╭─ Task data

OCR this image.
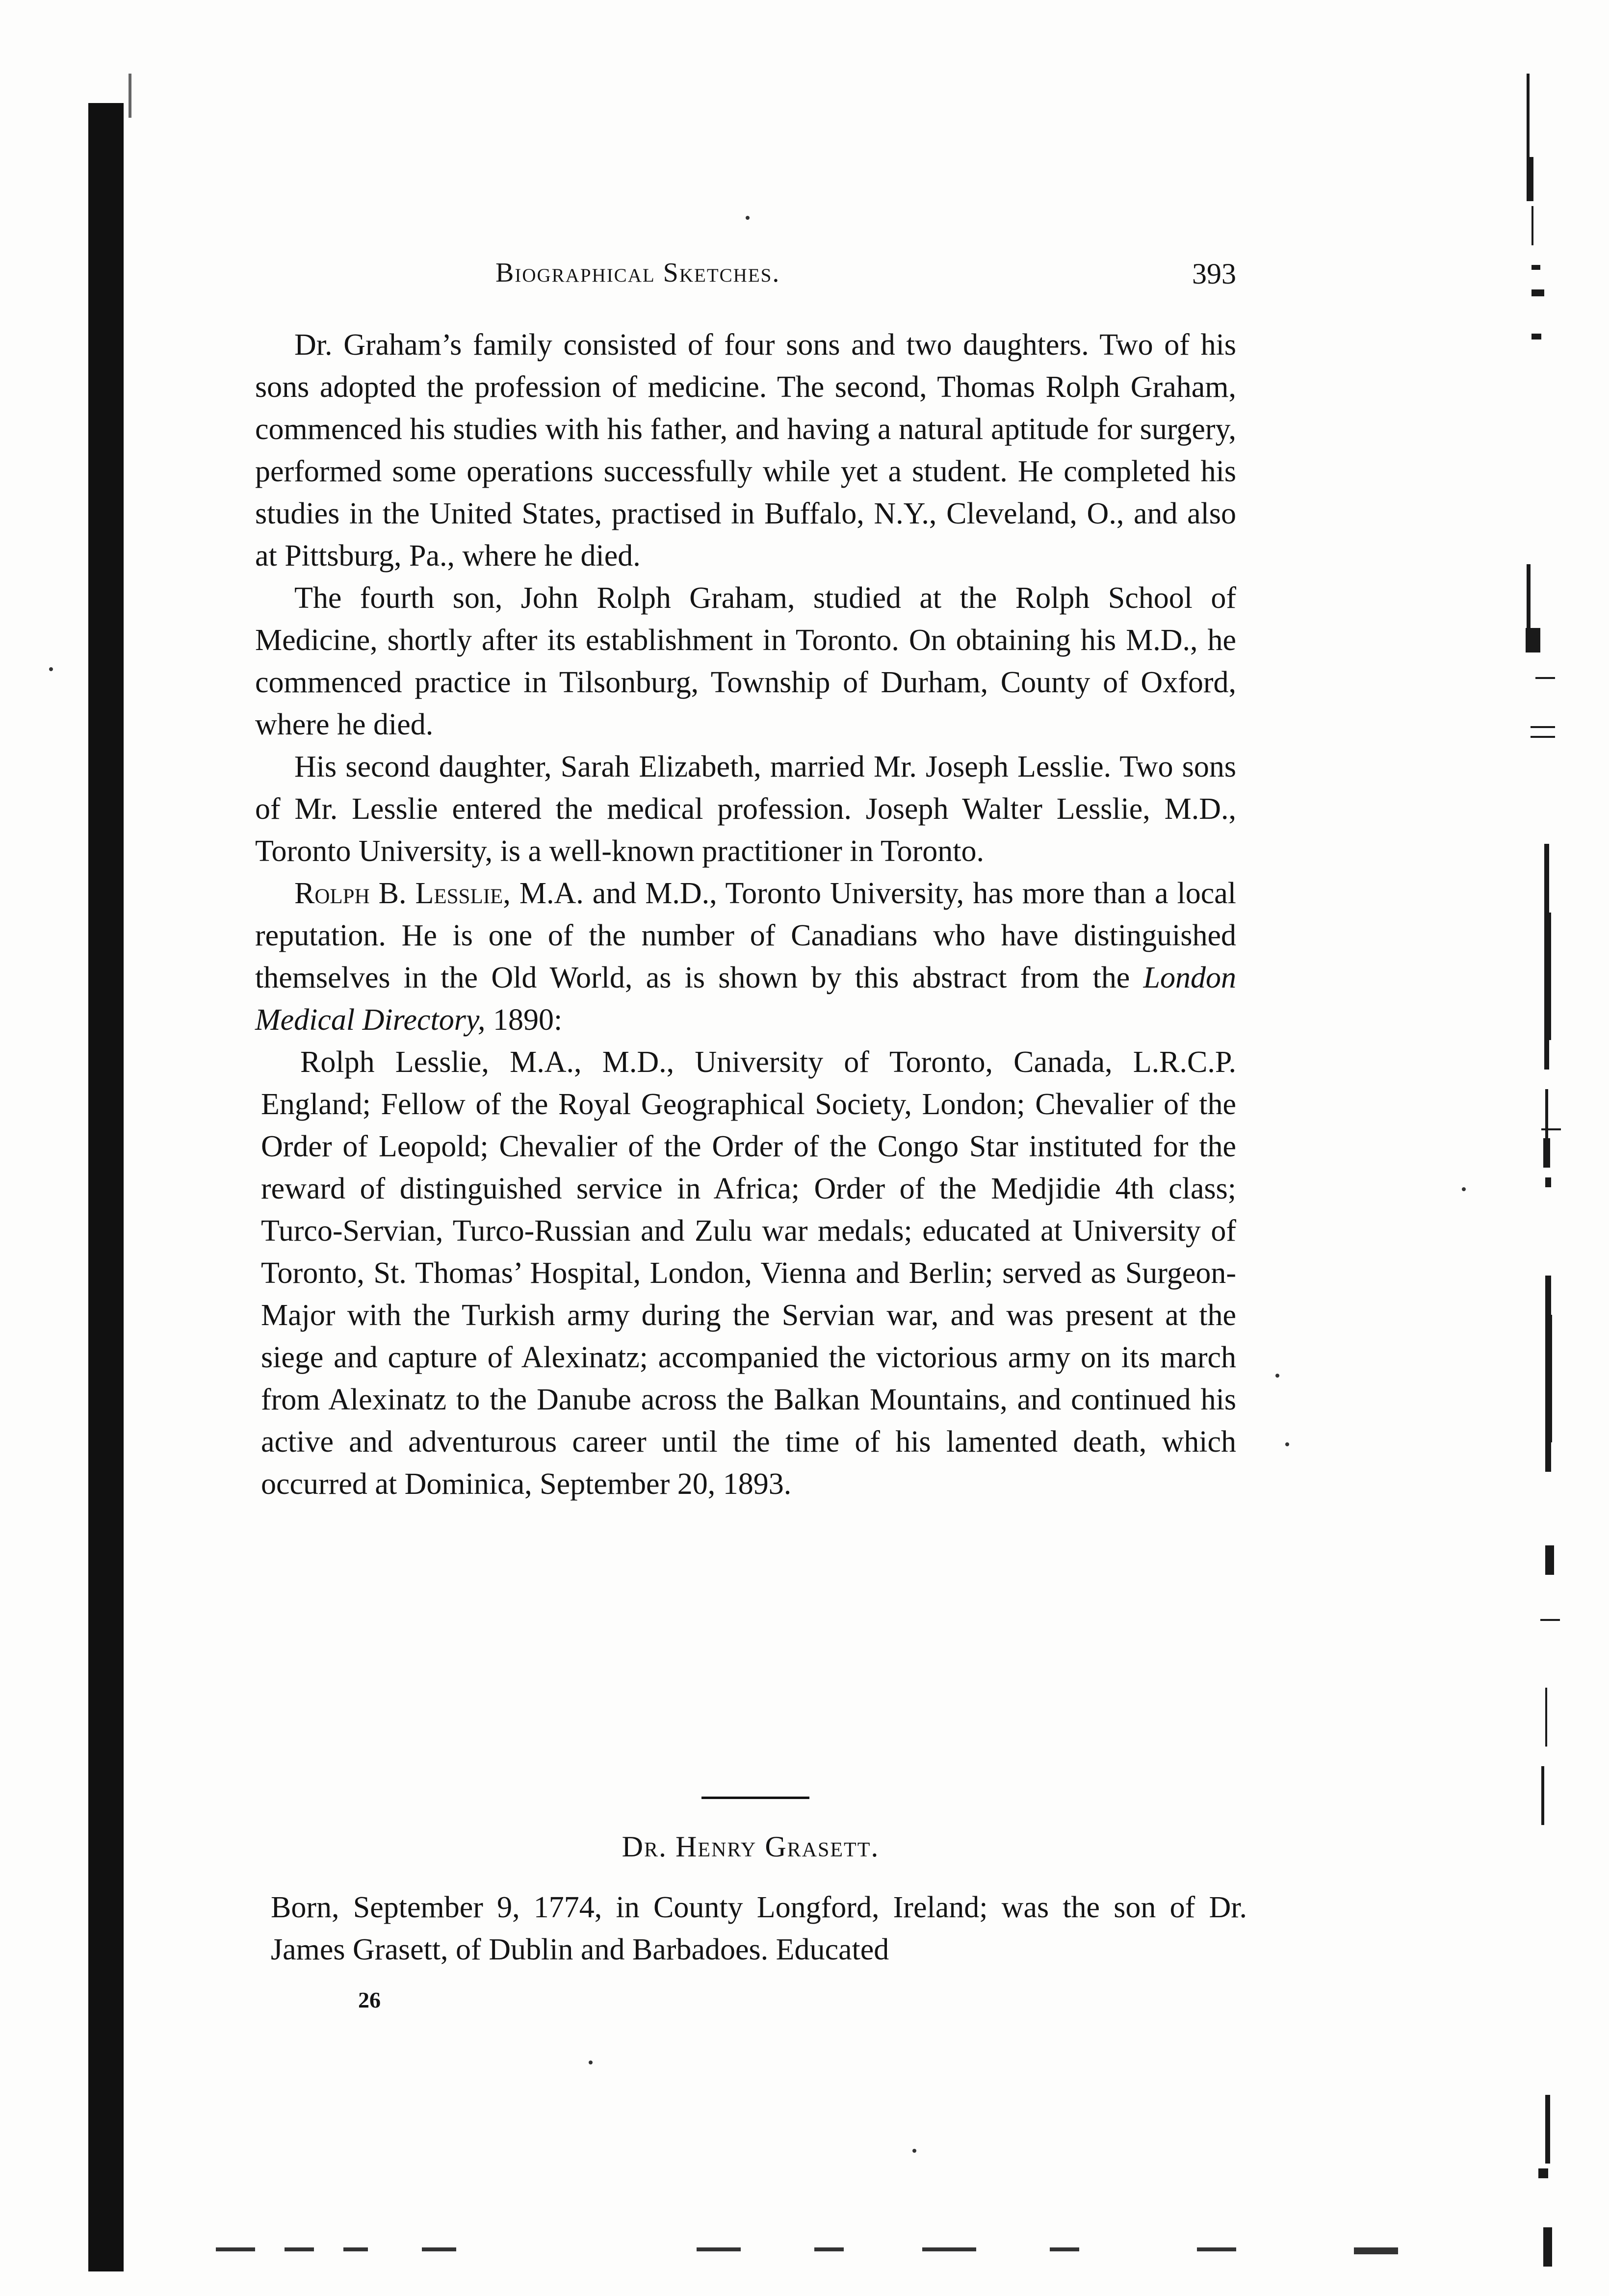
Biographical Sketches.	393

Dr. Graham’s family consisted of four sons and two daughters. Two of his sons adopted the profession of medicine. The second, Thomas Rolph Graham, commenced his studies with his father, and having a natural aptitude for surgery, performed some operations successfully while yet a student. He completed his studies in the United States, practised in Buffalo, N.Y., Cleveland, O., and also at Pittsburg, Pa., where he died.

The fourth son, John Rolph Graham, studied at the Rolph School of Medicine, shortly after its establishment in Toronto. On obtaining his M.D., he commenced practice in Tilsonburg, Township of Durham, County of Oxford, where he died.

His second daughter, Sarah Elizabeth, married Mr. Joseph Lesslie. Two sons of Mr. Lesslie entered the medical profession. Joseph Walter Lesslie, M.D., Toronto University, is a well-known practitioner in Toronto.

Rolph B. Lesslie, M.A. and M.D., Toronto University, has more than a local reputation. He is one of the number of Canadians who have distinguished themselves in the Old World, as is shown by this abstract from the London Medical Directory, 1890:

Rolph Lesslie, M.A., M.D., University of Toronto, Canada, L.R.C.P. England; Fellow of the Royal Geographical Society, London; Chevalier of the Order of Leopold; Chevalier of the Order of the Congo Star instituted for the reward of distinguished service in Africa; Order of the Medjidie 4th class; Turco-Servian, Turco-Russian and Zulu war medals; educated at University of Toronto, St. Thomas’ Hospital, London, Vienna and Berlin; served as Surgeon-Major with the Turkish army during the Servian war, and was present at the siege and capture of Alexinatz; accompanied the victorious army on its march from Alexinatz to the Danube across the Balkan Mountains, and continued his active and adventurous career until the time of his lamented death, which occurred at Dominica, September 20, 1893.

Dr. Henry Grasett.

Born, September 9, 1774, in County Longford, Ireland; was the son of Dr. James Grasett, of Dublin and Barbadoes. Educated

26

╰─
╭─ Task data

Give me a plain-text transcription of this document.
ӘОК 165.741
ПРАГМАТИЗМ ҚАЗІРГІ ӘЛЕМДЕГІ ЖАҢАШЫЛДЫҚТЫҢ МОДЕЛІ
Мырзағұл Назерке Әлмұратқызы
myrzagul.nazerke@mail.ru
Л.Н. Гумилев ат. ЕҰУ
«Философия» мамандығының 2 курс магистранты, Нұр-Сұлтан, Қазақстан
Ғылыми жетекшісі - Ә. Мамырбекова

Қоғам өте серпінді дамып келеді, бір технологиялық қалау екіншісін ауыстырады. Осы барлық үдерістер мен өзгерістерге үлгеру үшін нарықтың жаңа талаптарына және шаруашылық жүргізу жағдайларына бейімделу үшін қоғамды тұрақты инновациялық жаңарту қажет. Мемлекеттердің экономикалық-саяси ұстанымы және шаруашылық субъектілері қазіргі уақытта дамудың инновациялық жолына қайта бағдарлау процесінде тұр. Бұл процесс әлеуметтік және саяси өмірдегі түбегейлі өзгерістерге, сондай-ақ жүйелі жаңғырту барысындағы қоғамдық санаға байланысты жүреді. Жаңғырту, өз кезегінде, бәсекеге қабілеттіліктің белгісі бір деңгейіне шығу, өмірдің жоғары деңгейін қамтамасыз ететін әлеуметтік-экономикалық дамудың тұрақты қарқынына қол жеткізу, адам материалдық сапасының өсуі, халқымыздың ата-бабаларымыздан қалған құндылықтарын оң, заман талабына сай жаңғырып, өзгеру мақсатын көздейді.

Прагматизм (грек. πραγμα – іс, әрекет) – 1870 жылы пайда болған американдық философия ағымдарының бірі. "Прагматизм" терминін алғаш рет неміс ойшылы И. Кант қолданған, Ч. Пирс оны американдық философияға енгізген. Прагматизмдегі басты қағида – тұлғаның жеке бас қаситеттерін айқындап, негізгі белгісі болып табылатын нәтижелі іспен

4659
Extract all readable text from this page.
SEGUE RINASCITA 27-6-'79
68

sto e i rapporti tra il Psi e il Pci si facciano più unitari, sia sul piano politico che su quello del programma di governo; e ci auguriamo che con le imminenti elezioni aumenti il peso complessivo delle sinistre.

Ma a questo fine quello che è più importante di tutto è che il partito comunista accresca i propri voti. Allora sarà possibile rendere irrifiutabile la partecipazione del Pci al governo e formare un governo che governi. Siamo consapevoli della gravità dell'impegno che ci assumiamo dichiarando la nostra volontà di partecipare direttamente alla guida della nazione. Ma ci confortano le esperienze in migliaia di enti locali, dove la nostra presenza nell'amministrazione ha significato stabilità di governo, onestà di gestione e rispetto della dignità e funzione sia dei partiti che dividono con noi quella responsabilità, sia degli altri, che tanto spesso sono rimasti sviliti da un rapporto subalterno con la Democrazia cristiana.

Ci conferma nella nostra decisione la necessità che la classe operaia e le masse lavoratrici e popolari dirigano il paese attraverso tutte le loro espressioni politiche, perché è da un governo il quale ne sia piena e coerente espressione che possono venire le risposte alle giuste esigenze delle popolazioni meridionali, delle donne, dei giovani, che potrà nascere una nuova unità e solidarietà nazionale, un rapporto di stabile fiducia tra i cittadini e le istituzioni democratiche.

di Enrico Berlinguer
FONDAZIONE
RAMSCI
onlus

╰─

### Task brief
Only lines holding the string "this" are wanted; gather each one from the entries above.

### Exercise response
OCR this image.
Rolph B. Lesslie, M.A. and M.D., Toronto University, has more than a local reputation. He is one of the number of Canadians who have distinguished themselves in the Old World, as is shown by this abstract from the London Medical Directory, 1890:
Give me a plain-text transcription of this document.
Extract all readable text from this page.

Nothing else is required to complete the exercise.